++++ STORED ROWS
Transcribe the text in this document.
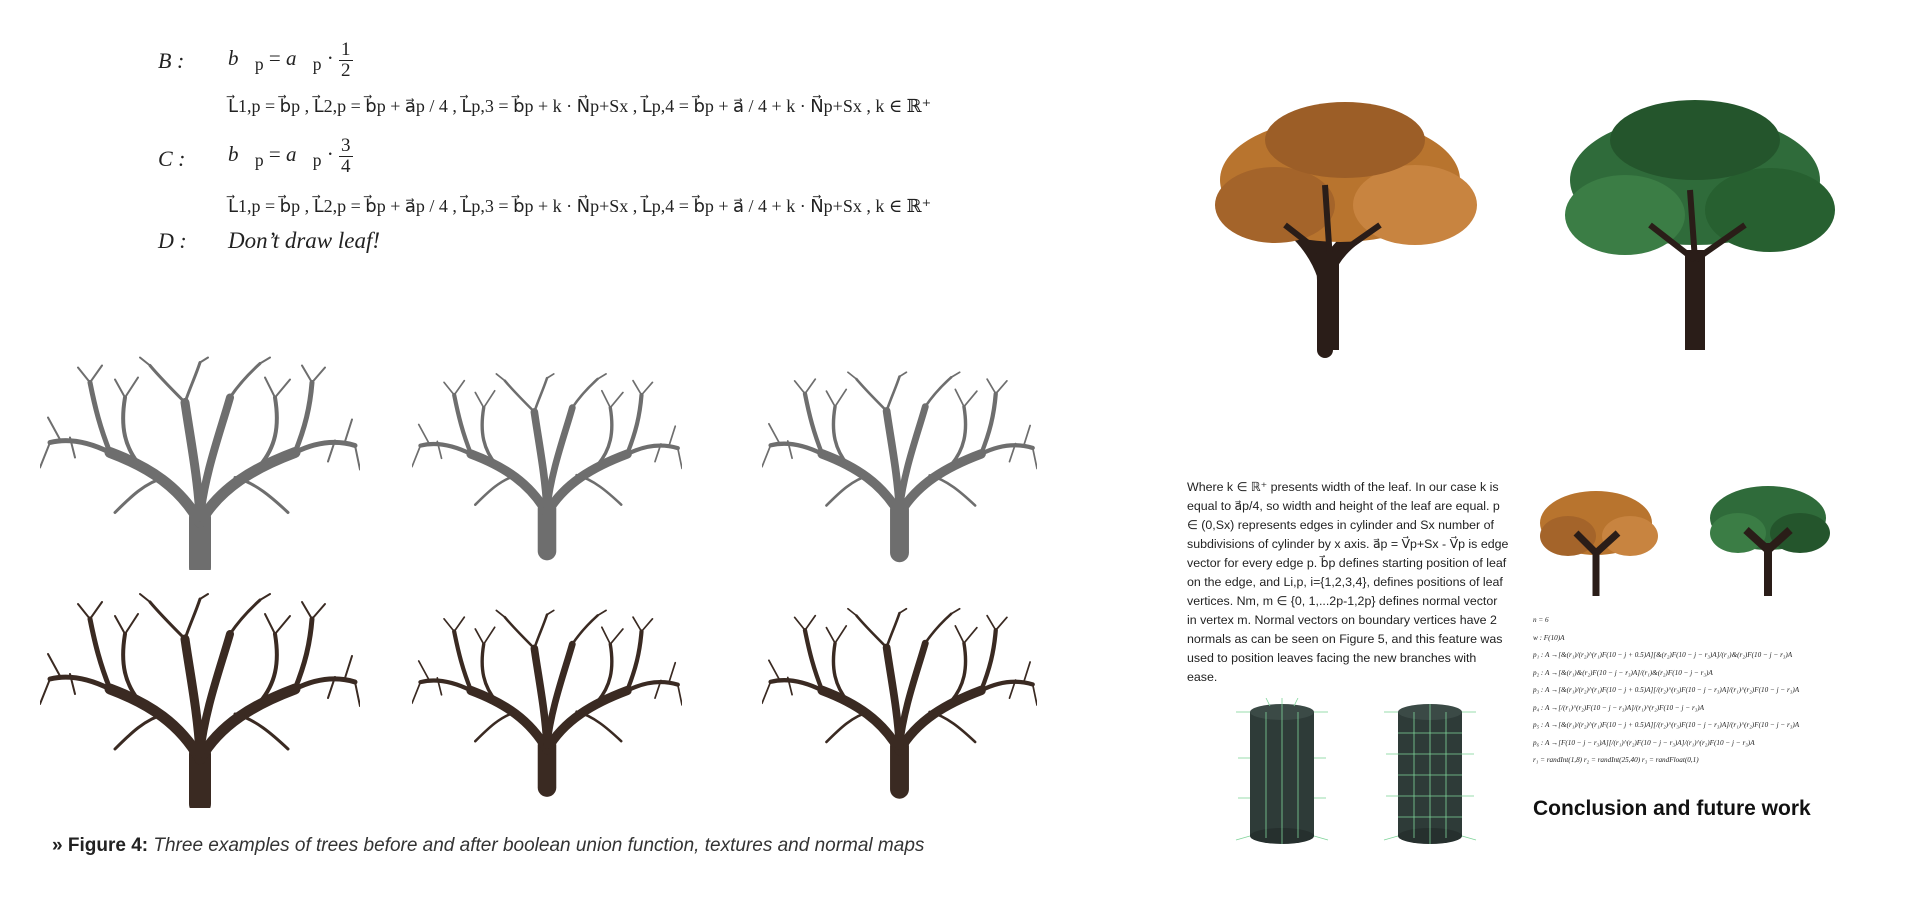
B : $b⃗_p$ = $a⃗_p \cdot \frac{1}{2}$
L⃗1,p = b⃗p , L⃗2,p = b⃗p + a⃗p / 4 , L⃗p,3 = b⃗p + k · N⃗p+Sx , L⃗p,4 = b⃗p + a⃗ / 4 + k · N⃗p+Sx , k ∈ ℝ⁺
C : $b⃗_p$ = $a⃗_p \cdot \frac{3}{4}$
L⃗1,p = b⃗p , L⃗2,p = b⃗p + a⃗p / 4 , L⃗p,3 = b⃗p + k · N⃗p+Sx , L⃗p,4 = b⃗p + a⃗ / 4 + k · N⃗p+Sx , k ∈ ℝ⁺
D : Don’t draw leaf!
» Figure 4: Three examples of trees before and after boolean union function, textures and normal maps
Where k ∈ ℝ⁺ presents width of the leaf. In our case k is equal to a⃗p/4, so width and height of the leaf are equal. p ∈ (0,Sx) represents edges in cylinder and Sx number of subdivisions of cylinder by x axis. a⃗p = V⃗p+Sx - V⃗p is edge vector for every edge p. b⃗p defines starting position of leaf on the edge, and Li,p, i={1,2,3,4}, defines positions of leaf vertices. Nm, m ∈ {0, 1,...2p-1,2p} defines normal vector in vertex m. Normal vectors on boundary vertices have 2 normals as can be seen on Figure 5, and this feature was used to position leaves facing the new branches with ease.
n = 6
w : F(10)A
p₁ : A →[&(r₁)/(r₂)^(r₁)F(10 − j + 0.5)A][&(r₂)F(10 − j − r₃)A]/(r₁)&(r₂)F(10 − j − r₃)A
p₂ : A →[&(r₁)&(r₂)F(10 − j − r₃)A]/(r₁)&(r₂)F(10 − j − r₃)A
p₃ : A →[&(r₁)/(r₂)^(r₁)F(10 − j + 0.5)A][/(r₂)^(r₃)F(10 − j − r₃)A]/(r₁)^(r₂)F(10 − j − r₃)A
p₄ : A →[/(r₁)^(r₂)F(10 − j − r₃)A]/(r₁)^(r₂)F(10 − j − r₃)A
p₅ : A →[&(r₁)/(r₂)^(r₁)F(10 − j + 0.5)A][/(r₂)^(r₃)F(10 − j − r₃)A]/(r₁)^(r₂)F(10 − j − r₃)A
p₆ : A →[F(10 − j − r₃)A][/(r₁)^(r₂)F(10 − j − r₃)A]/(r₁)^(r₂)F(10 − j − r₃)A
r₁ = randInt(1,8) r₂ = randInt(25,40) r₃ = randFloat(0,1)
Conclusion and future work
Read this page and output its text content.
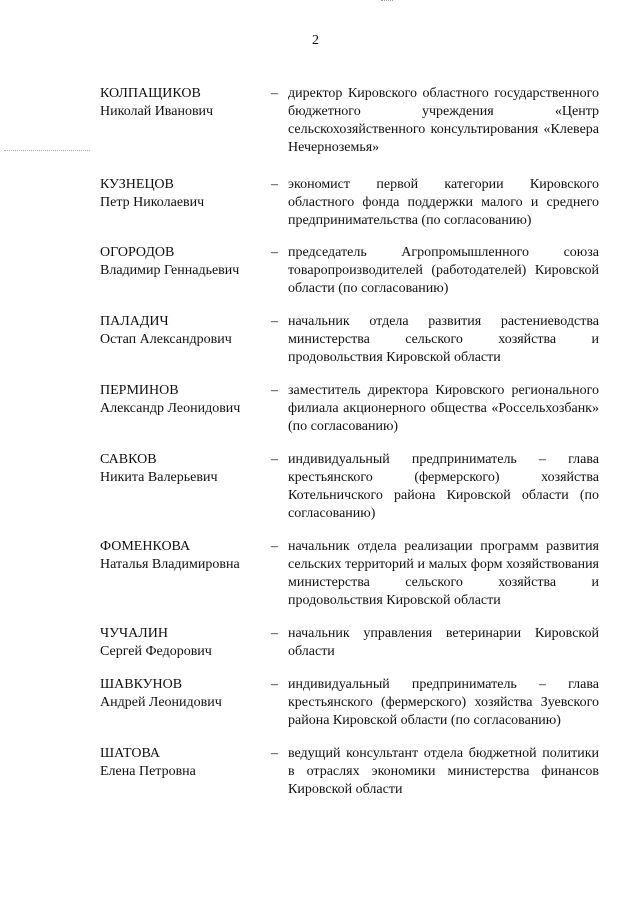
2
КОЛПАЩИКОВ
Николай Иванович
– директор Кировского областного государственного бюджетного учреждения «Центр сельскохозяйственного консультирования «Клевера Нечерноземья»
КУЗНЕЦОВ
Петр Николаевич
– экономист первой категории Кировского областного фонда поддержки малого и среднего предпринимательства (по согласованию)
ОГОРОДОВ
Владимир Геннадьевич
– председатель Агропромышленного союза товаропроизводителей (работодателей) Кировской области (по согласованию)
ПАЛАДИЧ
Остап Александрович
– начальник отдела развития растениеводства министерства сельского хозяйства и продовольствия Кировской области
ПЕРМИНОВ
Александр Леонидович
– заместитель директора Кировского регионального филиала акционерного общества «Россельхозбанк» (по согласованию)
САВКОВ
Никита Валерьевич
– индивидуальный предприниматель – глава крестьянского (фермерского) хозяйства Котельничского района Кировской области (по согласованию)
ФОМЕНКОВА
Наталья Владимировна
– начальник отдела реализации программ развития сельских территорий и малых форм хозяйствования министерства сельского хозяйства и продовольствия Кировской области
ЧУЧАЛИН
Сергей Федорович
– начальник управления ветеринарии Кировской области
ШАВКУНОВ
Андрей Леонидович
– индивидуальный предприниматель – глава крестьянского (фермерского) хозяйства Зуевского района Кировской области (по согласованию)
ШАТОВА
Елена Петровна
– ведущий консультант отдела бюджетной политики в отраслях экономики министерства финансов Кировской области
++++++++
++++ STORED ROWS
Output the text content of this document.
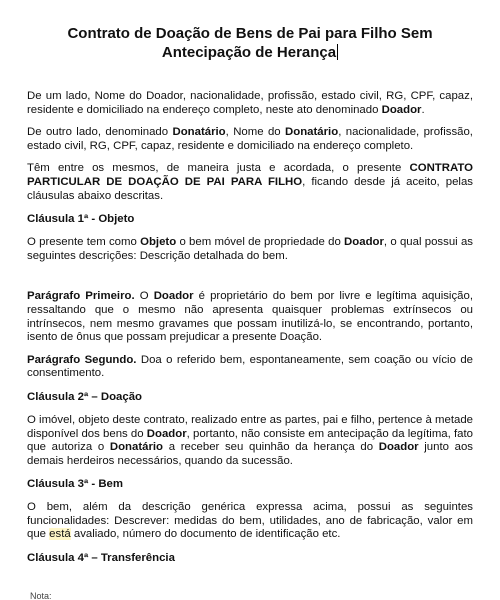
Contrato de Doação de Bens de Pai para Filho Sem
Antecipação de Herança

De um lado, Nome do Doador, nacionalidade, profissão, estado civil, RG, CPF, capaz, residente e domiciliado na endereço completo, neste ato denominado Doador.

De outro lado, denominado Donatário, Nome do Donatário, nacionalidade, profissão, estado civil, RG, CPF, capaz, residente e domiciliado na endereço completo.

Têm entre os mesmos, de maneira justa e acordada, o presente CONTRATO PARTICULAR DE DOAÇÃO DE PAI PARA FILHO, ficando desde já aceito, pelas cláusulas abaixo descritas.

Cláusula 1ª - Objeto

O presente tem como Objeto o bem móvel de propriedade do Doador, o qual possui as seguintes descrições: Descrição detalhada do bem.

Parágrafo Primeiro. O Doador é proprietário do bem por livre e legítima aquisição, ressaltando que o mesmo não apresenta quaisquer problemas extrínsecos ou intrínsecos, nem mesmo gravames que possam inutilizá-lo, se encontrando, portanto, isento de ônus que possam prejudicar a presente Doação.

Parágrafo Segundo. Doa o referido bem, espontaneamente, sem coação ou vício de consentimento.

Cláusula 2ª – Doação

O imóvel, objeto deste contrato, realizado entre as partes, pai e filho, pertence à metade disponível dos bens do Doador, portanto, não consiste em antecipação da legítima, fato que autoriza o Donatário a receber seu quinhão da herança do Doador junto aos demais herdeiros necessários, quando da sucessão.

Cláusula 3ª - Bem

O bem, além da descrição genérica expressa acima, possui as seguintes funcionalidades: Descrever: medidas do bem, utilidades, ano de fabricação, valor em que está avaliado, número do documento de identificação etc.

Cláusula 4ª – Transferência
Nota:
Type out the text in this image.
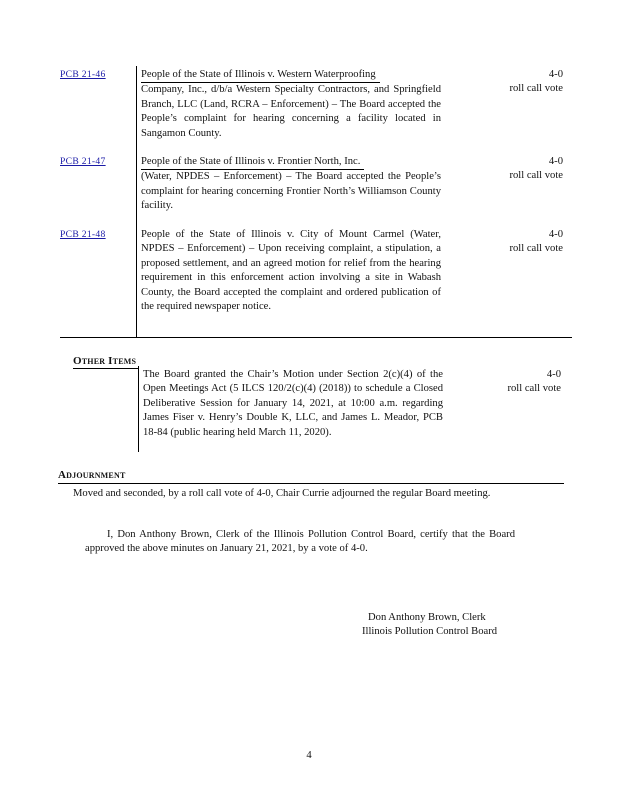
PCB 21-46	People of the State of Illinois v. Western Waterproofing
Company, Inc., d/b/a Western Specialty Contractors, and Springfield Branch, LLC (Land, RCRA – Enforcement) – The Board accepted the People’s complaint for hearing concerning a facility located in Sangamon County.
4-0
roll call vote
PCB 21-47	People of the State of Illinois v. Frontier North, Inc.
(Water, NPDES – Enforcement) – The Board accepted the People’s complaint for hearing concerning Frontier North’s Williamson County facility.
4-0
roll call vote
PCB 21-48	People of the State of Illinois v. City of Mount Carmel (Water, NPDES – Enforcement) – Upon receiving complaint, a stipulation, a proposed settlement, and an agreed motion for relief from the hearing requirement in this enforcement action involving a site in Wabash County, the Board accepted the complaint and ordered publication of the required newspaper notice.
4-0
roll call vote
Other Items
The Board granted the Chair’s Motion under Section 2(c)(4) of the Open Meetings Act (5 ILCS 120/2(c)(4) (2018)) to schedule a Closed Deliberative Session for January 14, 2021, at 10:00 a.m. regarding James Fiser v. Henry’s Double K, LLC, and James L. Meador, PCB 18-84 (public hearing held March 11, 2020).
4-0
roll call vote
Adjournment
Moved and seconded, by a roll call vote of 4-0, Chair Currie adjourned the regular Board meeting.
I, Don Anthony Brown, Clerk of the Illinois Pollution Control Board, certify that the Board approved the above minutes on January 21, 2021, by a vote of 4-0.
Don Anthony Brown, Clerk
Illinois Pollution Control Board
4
++++++++
Which lines hold the word "Кировского"? Copy all of them.

**REPLY TO THE TASK**
– директор Кировского областного государственного бюджетного учреждения «Центр сельскохозяйственного консультирования «Клевера Нечерноземья»
– экономист первой категории Кировского областного фонда поддержки малого и среднего предпринимательства (по согласованию)
– заместитель директора Кировского регионального филиала акционерного общества «Россельхозбанк» (по согласованию)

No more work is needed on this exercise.